PROBLEMA »
Reescreva as linhas da listagem começando na que contém "grid-layer [66, 4, 706, 462]" e terminando na que contém "y-tick-label: 10-5 [34, 370, 58, 386]", trocando "credit-note" por "author-note" e deixando todo o resto inalterado.

(Registros de anotação de layout)
+ + + +

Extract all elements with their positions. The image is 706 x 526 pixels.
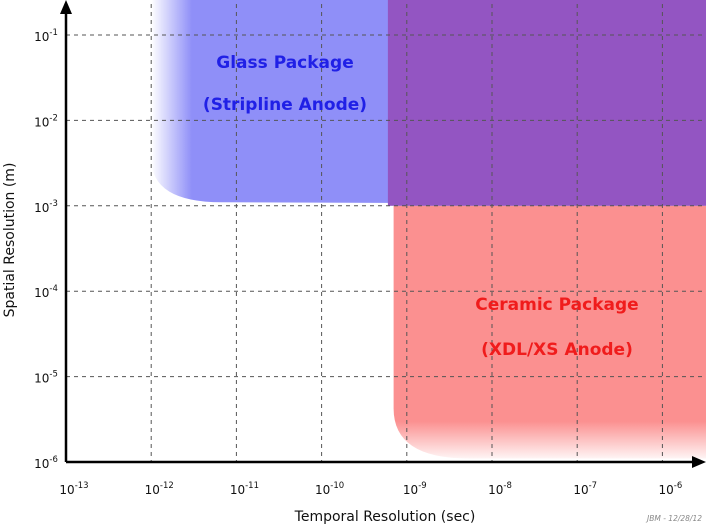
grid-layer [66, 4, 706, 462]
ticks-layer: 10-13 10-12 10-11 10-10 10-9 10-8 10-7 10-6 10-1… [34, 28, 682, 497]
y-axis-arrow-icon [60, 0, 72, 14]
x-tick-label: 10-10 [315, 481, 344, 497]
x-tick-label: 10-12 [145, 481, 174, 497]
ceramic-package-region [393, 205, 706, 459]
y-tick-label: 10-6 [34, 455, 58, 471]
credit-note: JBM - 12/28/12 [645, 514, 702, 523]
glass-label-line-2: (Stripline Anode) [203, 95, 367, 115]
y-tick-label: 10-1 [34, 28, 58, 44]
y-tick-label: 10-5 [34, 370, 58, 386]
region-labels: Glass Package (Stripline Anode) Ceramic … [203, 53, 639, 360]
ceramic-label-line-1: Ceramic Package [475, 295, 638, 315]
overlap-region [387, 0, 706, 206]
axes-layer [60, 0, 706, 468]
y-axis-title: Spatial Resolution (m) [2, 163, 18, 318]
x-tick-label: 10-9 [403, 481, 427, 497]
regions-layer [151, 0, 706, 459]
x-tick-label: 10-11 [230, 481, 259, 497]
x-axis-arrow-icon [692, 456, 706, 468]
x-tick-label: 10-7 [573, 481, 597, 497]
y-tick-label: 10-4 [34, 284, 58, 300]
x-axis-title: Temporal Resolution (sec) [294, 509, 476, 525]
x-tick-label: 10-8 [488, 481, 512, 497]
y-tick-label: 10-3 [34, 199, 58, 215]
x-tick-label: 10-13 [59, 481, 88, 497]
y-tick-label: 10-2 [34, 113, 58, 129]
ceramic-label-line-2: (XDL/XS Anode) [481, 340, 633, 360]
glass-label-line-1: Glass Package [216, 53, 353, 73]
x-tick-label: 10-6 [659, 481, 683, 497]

+ + + +

RESOLUÇÃO »
grid-layer [66, 4, 706, 462]
ticks-layer: 10-13 10-12 10-11 10-10 10-9 10-8 10-7 10-6 10-1… [34, 28, 682, 497]
y-axis-arrow-icon [60, 0, 72, 14]
x-tick-label: 10-10 [315, 481, 344, 497]
x-tick-label: 10-12 [145, 481, 174, 497]
ceramic-package-region [393, 205, 706, 459]
y-tick-label: 10-6 [34, 455, 58, 471]
author-note: JBM - 12/28/12 [645, 514, 702, 523]
glass-label-line-2: (Stripline Anode) [203, 95, 367, 115]
y-tick-label: 10-1 [34, 28, 58, 44]
y-tick-label: 10-5 [34, 370, 58, 386]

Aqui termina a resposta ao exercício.